Repeat each entry word for word. Leave any images out of the copy.

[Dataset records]
---------------

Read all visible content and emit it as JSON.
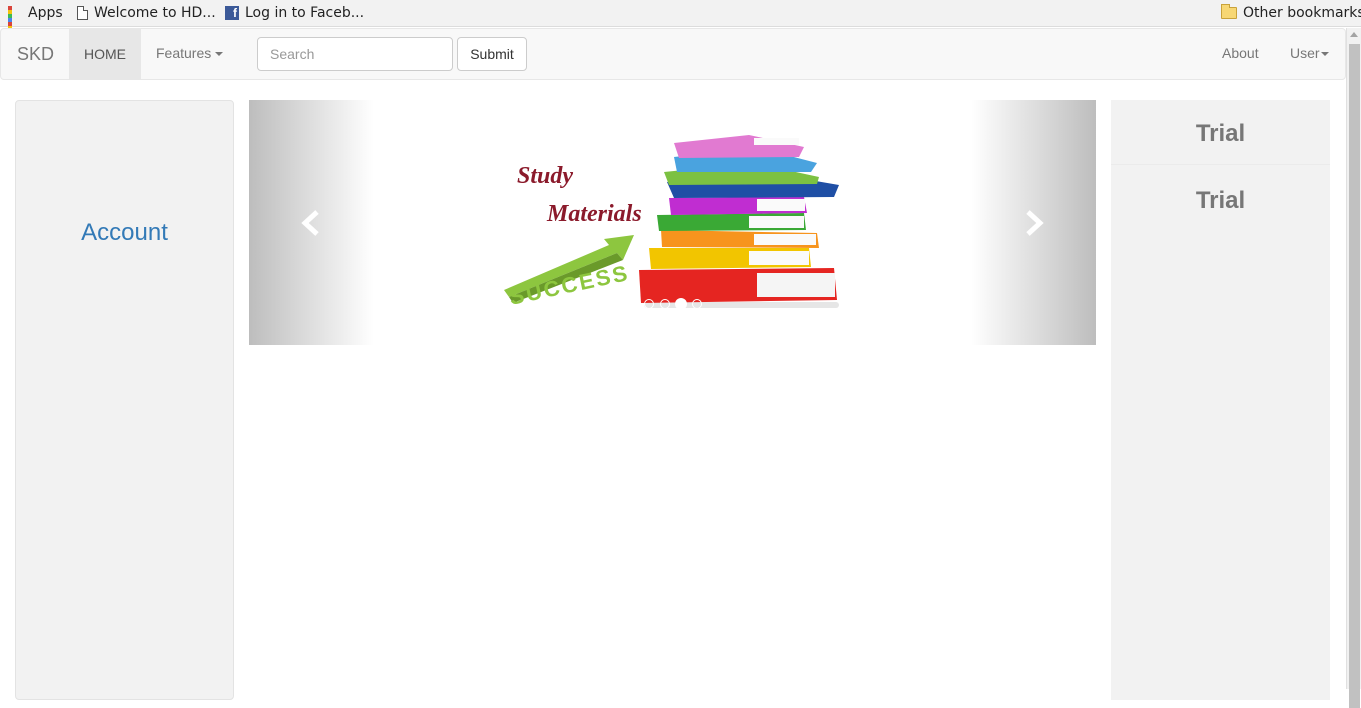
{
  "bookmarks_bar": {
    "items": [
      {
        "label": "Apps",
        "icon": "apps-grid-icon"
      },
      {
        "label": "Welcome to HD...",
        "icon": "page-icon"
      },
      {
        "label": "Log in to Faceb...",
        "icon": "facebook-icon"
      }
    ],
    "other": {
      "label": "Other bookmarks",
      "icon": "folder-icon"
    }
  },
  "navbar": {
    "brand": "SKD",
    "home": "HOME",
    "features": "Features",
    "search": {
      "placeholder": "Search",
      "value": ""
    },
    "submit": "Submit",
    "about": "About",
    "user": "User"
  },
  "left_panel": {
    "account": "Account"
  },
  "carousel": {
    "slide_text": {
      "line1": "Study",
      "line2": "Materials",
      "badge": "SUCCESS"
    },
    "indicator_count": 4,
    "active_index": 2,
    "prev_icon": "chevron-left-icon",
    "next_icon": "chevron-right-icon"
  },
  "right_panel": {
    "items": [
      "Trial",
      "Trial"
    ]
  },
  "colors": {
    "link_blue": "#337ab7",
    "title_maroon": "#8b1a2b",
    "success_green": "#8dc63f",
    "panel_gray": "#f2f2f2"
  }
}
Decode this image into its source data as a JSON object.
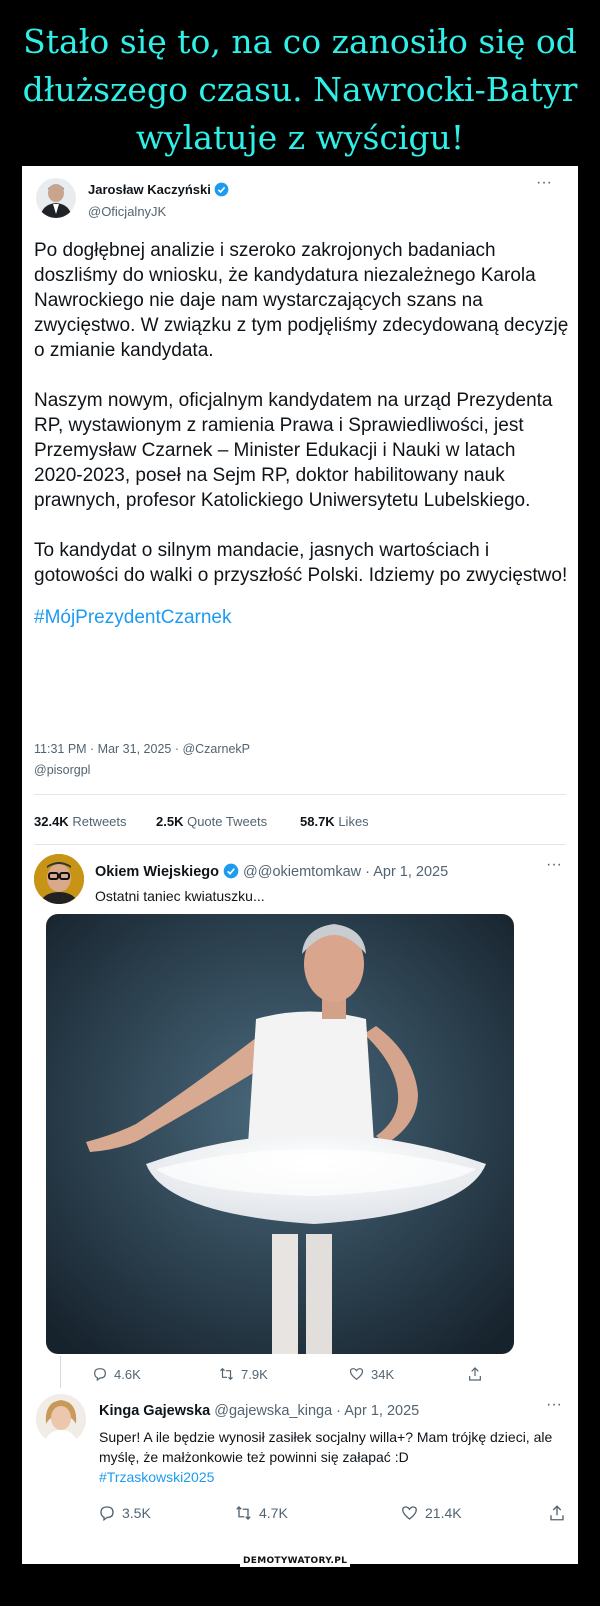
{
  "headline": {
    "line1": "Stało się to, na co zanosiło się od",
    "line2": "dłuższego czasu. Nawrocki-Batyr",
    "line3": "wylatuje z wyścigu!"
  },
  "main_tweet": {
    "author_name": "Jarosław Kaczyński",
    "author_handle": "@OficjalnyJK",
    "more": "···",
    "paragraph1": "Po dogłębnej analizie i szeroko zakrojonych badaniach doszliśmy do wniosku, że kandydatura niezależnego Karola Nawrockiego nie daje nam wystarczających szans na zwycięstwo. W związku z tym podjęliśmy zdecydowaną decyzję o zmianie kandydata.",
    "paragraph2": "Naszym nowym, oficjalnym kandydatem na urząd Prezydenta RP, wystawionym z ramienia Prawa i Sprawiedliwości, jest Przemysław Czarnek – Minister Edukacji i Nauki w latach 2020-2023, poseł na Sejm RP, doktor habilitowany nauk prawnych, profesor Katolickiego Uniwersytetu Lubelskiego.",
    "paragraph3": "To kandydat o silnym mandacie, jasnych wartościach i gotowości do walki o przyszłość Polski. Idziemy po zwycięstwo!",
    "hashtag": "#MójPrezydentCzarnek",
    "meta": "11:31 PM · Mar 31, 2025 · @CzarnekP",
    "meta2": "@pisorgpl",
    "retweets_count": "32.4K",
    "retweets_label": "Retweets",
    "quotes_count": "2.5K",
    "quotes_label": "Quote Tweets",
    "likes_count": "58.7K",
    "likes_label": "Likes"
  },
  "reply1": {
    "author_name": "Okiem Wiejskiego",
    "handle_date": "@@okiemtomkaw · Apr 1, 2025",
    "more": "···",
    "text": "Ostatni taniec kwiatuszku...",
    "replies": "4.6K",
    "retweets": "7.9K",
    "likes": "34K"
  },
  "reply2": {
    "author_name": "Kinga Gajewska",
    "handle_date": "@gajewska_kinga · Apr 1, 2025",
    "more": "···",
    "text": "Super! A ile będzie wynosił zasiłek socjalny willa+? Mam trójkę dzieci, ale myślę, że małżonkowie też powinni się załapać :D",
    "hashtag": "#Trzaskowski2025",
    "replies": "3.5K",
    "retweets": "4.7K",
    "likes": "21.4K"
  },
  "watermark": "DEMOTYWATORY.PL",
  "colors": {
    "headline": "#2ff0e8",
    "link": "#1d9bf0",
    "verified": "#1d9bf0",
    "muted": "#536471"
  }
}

---------------

- [Exercise solution]
Read all visible content and emit it as JSON.
{
  "bookmarks_bar": {
    "items": [
      {
        "label": "Apps",
        "icon": "apps-grid-icon"
      },
      {
        "label": "Welcome to HD...",
        "icon": "page-icon"
      },
      {
        "label": "Log in to Faceb...",
        "icon": "facebook-icon"
      }
    ],
    "other": {
      "label": "Other bookmarks",
      "icon": "folder-icon"
    }
  },
  "navbar": {
    "brand": "SKD",
    "home": "HOME",
    "features": "Features",
    "search": {
      "placeholder": "Search",
      "value": ""
    },
    "submit": "Submit",
    "about": "About",
    "user": "User"
  },
  "left_panel": {
    "account": "Account"
  },
  "carousel": {
    "slide_text": {
      "line1": "Study",
      "line2": "Materials",
      "badge": "SUCCESS"
    },
    "indicator_count": 4,
    "active_index": 2,
    "prev_icon": "chevron-left-icon",
    "next_icon": "chevron-right-icon"
  },
  "right_panel": {
    "items": [
      "Trial",
      "Trial"
    ]
  },
  "colors": {
    "link_blue": "#337ab7",
    "title_maroon": "#8b1a2b",
    "success_green": "#8dc63f",
    "panel_gray": "#f2f2f2"
  }
}
Decode this image into its source data as a JSON object.
{
  "headline": {
    "line1": "Stało się to, na co zanosiło się od",
    "line2": "dłuższego czasu. Nawrocki-Batyr",
    "line3": "wylatuje z wyścigu!"
  },
  "main_tweet": {
    "author_name": "Jarosław Kaczyński",
    "author_handle": "@OficjalnyJK",
    "more": "···",
    "paragraph1": "Po dogłębnej analizie i szeroko zakrojonych badaniach doszliśmy do wniosku, że kandydatura niezależnego Karola Nawrockiego nie daje nam wystarczających szans na zwycięstwo. W związku z tym podjęliśmy zdecydowaną decyzję o zmianie kandydata.",
    "paragraph2": "Naszym nowym, oficjalnym kandydatem na urząd Prezydenta RP, wystawionym z ramienia Prawa i Sprawiedliwości, jest Przemysław Czarnek – Minister Edukacji i Nauki w latach 2020-2023, poseł na Sejm RP, doktor habilitowany nauk prawnych, profesor Katolickiego Uniwersytetu Lubelskiego.",
    "paragraph3": "To kandydat o silnym mandacie, jasnych wartościach i gotowości do walki o przyszłość Polski. Idziemy po zwycięstwo!",
    "hashtag": "#MójPrezydentCzarnek",
    "meta": "11:31 PM · Mar 31, 2025 · @CzarnekP",
    "meta2": "@pisorgpl",
    "retweets_count": "32.4K",
    "retweets_label": "Retweets",
    "quotes_count": "2.5K",
    "quotes_label": "Quote Tweets",
    "likes_count": "58.7K",
    "likes_label": "Likes"
  },
  "reply1": {
    "author_name": "Okiem Wiejskiego",
    "handle_date": "@@okiemtomkaw · Apr 1, 2025",
    "more": "···",
    "text": "Ostatni taniec kwiatuszku...",
    "replies": "4.6K",
    "retweets": "7.9K",
    "likes": "34K"
  },
  "reply2": {
    "author_name": "Kinga Gajewska",
    "handle_date": "@gajewska_kinga · Apr 1, 2025",
    "more": "···",
    "text": "Super! A ile będzie wynosił zasiłek socjalny willa+? Mam trójkę dzieci, ale myślę, że małżonkowie też powinni się załapać :D",
    "hashtag": "#Trzaskowski2025",
    "replies": "3.5K",
    "retweets": "4.7K",
    "likes": "21.4K"
  },
  "watermark": "DEMOTYWATORY.PL",
  "colors": {
    "headline": "#2ff0e8",
    "link": "#1d9bf0",
    "verified": "#1d9bf0",
    "muted": "#536471"
  }
}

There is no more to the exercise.